■ Reading text:
++++++++++
Clinically important hyponatremia is relatively uncommon. This disorder manifests with symptoms attributable to cerebral edema that include anorexia, nausea and vomiting, confusion, slurred speech, lethargy, weakness, agitation, headache, and seizures1. Symptoms are generally seen in an acute setting (developing over forty-eight hours or less) with serum sodium levels at or below 125 mEq/L (125 mmol/L) or in the chronic setting with levels at or below 110 mEq/L (110 mmol/L)1. If the disorder is left untreated or is corrected too rapidly, permanent neurologic sequelae can result. Surgical stress is recognized as a common cause of hyponatremia, most frequently in association with transplant, abdominal, cardiovascular, and orthopaedic trauma surgery2,3. This electrolyte disorder is more commonly present in elderly female patients, in those with a lower body weight, and in those taking certain medications, such as thiazide diuretics and selective serotonin reuptake inhibitors2.
Hyponatremia has been reported as a complication after scoliosis procedures4,5 and adult lumbar spine fusions6. To our knowledge, there has been only one report of symptomatic hyponatremia after total hip arthroplasty7 and one after total knee arthroplasty8. We are also aware of one report of tramadol-induced hyponatremia following unicompartmental knee arthroplasty9, although asymptomatic hyponatremia occurs in patients undergoing lower extremity arthroplasty. In a review of 408 consecutive patients who had a lower extremity joint arthroplasty, twenty-one patients (5.1%) had asymptomatic hyponatremia (a serum sodium level of =130 mmol/L) postoperatively10.
++++++++++
■ Recorded information:
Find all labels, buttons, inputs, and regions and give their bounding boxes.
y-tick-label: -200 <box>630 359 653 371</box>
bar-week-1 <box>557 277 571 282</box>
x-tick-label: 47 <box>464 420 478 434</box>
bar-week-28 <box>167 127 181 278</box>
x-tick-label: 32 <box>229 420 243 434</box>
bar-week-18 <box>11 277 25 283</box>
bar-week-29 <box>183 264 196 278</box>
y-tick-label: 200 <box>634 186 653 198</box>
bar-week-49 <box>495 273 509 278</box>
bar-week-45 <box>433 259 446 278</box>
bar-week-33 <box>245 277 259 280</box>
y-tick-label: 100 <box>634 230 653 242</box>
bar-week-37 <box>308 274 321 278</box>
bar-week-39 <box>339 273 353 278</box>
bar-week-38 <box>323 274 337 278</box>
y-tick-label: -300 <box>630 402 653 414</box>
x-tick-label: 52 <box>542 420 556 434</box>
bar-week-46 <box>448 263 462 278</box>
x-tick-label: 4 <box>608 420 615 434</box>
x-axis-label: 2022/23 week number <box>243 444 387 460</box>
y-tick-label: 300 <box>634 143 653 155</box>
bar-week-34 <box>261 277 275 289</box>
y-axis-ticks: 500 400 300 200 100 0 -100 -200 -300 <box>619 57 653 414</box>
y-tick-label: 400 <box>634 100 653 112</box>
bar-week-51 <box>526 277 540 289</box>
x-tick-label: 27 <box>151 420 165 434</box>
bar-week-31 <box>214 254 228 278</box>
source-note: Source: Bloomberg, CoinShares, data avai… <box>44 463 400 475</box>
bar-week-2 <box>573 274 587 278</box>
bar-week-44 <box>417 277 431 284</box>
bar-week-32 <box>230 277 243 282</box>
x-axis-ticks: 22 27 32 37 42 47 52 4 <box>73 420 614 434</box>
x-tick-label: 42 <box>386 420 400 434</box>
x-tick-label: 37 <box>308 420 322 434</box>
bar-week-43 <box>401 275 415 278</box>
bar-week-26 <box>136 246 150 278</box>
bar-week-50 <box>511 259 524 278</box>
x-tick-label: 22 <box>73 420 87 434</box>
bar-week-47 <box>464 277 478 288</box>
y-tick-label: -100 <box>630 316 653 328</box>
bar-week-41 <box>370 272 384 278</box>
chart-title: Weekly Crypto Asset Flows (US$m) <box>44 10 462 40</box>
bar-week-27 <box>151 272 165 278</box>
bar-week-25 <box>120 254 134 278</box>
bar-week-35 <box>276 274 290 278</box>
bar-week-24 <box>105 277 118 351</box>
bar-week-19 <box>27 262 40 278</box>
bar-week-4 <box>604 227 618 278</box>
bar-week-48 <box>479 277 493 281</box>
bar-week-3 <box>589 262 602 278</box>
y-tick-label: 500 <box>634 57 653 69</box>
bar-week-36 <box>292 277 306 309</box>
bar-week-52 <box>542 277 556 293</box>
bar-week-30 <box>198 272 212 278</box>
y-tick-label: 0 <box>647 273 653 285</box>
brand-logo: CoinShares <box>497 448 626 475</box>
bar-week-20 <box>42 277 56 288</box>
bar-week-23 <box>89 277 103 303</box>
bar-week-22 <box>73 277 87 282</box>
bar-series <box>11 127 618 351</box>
++++++++++
■ What you should do:
Pick up the reading text on hyponatremia after surgery at its last sentence and keep writing. You won't need the listing for anything here.

■ Result of the exercise:
We report three cases of clinically symptomatic hyponatremia, treated over a five-year period, that presented as severe postoperative confusion in patients who had had an elective total hip or total knee arthroplasty. Two of three patients were informed that information concerning their care would be submitted for publication. The third patient recently died.
Postoperative confusion may occur after orthopaedic procedures such as lower extremity total joint arthroplasty, especially in elderly patients. Contributing factors commonly include the use of intravenous or oral narcotic analgesics, the use of phenothiazine antiemetic agents, and, rarely, fat embolism syndrome. The three cases described in the present report represent another important cause of postoperative confusion that orthopaedic surgeons should consider in the differential diagnosis of postoperative confusion. All three patients were women, two were more than eighty years old, and two were taking thiazide diuretics. Upon review of the cases, the amount of intravenous fluid given intraoperatively or postoperatively was not considered to be excessive by our anesthesiologists.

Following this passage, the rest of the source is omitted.